> [Extracted material]
>> Begin

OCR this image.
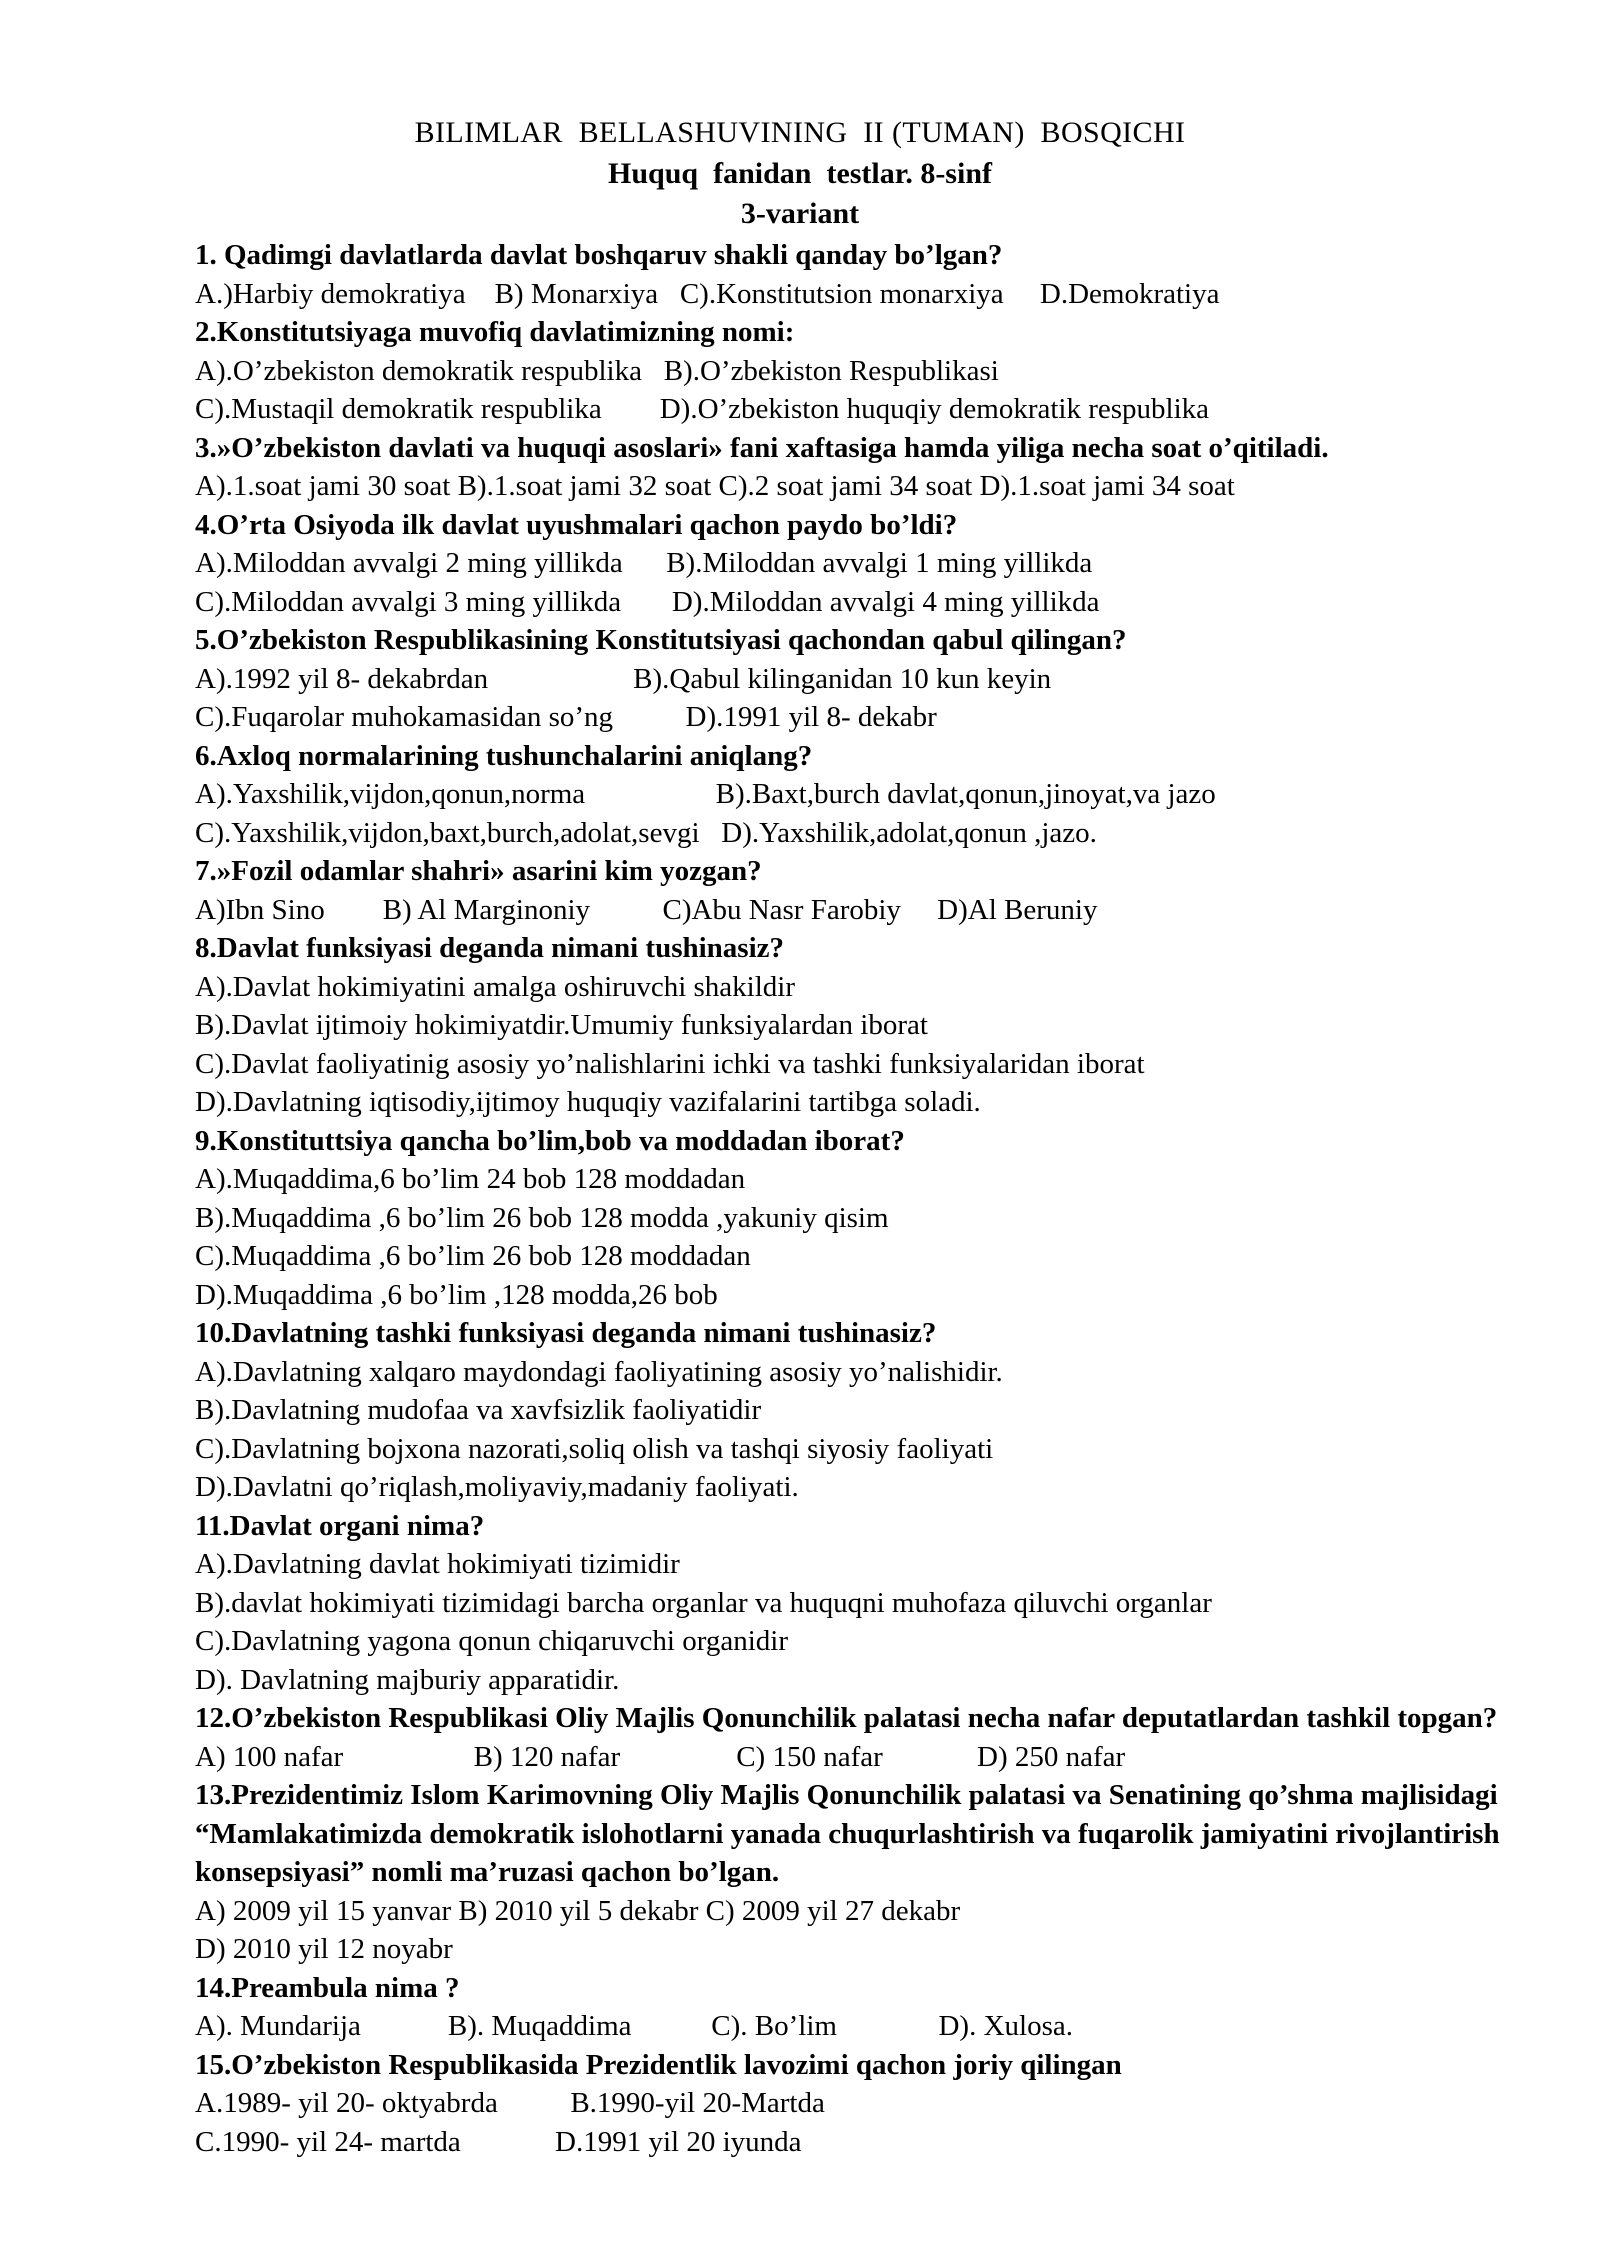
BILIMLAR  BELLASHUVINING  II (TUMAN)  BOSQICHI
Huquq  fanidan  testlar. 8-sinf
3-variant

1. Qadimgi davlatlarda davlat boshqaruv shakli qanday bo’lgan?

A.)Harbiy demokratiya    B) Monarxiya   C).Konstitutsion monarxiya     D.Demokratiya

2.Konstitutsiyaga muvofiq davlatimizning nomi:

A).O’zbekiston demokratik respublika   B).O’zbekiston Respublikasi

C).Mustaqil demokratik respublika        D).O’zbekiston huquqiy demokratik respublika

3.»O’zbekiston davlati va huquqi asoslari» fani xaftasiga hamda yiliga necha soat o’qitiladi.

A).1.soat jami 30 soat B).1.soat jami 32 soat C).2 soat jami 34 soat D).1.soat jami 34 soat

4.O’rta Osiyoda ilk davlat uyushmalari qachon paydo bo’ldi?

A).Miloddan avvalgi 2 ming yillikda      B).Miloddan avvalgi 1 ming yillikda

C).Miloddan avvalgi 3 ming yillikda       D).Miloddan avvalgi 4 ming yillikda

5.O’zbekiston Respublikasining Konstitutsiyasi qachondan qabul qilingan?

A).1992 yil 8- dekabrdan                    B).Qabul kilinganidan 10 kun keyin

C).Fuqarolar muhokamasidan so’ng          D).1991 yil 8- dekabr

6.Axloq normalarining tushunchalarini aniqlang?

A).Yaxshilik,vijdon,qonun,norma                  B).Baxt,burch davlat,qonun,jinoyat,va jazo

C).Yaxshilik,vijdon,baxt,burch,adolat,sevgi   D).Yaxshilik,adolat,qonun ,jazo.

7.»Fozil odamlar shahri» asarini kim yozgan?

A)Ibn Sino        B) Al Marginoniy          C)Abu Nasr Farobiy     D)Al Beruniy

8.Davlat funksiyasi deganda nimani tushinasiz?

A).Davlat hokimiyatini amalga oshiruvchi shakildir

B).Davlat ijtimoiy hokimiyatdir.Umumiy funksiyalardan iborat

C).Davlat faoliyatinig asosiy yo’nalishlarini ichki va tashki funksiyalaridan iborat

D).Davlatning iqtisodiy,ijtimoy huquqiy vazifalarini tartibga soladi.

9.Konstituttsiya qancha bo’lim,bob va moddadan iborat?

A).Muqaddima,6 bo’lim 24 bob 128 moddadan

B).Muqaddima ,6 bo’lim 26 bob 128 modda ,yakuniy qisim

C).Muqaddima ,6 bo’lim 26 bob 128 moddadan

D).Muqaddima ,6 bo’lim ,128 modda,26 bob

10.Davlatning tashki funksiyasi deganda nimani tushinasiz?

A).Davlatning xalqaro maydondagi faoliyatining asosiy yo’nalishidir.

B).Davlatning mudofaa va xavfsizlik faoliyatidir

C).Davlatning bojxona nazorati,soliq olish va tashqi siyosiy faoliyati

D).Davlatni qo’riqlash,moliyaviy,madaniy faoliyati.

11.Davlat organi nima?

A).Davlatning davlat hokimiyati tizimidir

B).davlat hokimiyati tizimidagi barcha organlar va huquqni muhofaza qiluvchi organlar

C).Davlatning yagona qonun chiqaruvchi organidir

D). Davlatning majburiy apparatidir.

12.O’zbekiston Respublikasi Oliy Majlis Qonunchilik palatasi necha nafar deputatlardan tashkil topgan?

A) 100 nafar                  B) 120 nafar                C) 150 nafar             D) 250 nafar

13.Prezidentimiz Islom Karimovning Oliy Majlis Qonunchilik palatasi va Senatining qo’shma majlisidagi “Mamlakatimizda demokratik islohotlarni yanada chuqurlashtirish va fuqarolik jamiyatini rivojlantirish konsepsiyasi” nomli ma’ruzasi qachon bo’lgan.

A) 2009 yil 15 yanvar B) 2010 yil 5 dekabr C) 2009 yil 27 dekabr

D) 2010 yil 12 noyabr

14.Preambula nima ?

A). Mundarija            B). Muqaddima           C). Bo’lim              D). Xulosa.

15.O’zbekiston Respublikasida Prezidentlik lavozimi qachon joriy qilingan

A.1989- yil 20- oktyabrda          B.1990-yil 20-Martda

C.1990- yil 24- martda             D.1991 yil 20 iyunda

>> End

> [Exercise requirements] Identify lines with the string "burch". Copy each one.

> [Expected answer]
A).Yaxshilik,vijdon,qonun,norma                  B).Baxt,burch davlat,qonun,jinoyat,va jazo
C).Yaxshilik,vijdon,baxt,burch,adolat,sevgi   D).Yaxshilik,adolat,qonun ,jazo.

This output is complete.